PROBLEM TO WORK ON
How many of these lines hold the string "document"? Answer with the number only.

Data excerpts
____________

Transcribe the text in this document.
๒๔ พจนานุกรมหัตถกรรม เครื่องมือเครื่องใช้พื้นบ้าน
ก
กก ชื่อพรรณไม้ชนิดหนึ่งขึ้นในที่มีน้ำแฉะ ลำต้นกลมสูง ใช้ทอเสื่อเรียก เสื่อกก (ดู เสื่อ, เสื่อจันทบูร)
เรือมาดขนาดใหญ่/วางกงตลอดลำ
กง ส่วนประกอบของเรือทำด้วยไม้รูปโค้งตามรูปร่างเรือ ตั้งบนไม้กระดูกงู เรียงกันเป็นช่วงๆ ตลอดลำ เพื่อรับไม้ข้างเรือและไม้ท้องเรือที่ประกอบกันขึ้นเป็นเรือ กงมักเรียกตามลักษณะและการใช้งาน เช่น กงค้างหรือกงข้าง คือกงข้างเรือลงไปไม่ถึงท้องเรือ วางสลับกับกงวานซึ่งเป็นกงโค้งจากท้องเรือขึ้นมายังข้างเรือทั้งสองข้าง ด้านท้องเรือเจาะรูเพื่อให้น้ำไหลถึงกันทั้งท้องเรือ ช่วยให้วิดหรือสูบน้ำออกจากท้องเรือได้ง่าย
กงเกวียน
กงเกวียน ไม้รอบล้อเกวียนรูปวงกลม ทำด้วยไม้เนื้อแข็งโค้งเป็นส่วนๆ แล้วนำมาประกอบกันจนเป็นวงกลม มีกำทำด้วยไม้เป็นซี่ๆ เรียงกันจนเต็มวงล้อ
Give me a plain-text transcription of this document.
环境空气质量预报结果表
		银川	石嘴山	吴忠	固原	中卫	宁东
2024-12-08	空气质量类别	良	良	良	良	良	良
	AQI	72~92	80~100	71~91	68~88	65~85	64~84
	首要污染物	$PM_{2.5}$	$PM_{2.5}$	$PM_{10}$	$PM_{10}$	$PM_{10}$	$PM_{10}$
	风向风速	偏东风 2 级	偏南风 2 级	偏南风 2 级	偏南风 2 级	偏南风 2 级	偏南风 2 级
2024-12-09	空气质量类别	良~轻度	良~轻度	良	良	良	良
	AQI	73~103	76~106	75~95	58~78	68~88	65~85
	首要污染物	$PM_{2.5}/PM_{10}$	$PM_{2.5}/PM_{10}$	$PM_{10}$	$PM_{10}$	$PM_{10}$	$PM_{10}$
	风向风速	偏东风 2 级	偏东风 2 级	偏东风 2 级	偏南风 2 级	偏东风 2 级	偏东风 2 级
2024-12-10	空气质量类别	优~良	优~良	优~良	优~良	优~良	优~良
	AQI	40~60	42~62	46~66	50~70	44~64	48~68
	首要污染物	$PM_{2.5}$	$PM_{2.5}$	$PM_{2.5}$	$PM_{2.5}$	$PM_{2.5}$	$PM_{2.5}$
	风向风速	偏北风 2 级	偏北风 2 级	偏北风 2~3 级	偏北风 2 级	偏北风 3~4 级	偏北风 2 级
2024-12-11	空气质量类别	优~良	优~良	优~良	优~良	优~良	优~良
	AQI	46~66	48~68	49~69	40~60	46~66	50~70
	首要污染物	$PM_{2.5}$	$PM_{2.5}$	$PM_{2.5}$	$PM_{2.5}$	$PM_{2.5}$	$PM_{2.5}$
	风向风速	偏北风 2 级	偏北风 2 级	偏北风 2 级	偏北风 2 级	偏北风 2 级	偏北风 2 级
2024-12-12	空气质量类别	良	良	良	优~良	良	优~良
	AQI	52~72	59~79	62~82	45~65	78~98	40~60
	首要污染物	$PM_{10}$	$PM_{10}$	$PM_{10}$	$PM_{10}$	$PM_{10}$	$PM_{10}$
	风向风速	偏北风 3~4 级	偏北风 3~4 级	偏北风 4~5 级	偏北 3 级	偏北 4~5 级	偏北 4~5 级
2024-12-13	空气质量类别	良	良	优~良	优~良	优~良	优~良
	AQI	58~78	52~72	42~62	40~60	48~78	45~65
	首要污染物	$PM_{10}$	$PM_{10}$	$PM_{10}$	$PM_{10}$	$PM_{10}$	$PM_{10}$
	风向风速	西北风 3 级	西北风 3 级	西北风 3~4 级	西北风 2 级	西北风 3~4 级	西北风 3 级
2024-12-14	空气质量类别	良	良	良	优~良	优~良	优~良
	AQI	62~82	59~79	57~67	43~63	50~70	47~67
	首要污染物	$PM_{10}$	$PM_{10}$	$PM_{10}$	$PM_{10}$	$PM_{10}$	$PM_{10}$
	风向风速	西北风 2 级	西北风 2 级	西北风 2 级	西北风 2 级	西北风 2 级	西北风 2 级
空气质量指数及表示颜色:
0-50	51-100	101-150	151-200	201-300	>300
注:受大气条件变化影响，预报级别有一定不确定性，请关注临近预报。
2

____________

THE REPLY
2